| WRITTEN PROBLEM |
Quote the listing below in its entirety.

* begin EXCERPTED RECORDS *

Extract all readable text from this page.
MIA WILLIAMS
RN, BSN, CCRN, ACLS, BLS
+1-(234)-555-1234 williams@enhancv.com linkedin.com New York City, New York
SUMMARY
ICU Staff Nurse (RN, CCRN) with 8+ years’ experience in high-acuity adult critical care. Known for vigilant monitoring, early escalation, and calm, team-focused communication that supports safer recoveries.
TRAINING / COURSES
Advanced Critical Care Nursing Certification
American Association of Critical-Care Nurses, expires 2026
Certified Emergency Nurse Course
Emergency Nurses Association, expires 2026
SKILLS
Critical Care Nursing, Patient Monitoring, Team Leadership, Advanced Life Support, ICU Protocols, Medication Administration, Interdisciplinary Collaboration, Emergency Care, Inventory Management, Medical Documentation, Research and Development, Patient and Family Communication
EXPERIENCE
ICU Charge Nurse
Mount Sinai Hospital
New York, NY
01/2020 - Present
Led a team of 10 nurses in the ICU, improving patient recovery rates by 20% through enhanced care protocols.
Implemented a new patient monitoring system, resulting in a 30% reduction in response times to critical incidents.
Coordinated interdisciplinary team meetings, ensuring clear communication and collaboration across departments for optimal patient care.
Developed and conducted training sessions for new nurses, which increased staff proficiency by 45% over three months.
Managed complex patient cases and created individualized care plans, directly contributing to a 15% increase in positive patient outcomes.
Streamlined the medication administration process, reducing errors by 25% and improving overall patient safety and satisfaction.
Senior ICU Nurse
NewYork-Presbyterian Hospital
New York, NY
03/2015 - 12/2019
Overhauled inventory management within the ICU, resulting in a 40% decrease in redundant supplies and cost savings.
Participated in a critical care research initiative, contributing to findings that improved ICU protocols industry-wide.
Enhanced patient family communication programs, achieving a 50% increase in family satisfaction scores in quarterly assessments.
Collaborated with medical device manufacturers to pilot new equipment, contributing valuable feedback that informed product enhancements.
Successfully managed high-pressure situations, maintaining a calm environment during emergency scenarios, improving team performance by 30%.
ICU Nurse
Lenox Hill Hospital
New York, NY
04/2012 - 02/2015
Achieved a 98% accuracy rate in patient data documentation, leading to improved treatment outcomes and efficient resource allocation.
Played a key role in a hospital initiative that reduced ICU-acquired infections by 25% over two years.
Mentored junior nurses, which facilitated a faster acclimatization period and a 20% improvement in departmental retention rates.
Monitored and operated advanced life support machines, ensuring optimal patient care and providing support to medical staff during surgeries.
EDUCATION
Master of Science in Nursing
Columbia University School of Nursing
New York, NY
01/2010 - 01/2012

* end EXCERPTED RECORDS *

| FULL SOLUTION |
Extract all readable text from this page.
MIA WILLIAMS
RN, BSN, CCRN, ACLS, BLS
+1-(234)-555-1234 williams@enhancv.com linkedin.com New York City, New York
SUMMARY
ICU Staff Nurse (RN, CCRN) with 8+ years’ experience in high-acuity adult critical care. Known for vigilant monitoring, early escalation, and calm, team-focused communication that supports safer recoveries.
TRAINING / COURSES
Advanced Critical Care Nursing Certification
American Association of Critical-Care Nurses, expires 2026
Certified Emergency Nurse Course
Emergency Nurses Association, expires 2026
SKILLS
Critical Care Nursing, Patient Monitoring, Team Leadership, Advanced Life Support, ICU Protocols, Medication Administration, Interdisciplinary Collaboration, Emergency Care, Inventory Management, Medical Documentation, Research and Development, Patient and Family Communication
EXPERIENCE
ICU Charge Nurse
Mount Sinai Hospital
New York, NY
01/2020 - Present
Led a team of 10 nurses in the ICU, improving patient recovery rates by 20% through enhanced care protocols.
Implemented a new patient monitoring system, resulting in a 30% reduction in response times to critical incidents.
Coordinated interdisciplinary team meetings, ensuring clear communication and collaboration across departments for optimal patient care.
Developed and conducted training sessions for new nurses, which increased staff proficiency by 45% over three months.
Managed complex patient cases and created individualized care plans, directly contributing to a 15% increase in positive patient outcomes.
Streamlined the medication administration process, reducing errors by 25% and improving overall patient safety and satisfaction.
Senior ICU Nurse
NewYork-Presbyterian Hospital
New York, NY
03/2015 - 12/2019
Overhauled inventory management within the ICU, resulting in a 40% decrease in redundant supplies and cost savings.
Participated in a critical care research initiative, contributing to findings that improved ICU protocols industry-wide.
Enhanced patient family communication programs, achieving a 50% increase in family satisfaction scores in quarterly assessments.
Collaborated with medical device manufacturers to pilot new equipment, contributing valuable feedback that informed product enhancements.
Successfully managed high-pressure situations, maintaining a calm environment during emergency scenarios, improving team performance by 30%.
ICU Nurse
Lenox Hill Hospital
New York, NY
04/2012 - 02/2015
Achieved a 98% accuracy rate in patient data documentation, leading to improved treatment outcomes and efficient resource allocation.
Played a key role in a hospital initiative that reduced ICU-acquired infections by 25% over two years.
Mentored junior nurses, which facilitated a faster acclimatization period and a 20% improvement in departmental retention rates.
Monitored and operated advanced life support machines, ensuring optimal patient care and providing support to medical staff during surgeries.
EDUCATION
Master of Science in Nursing
Columbia University School of Nursing
New York, NY
01/2010 - 01/2012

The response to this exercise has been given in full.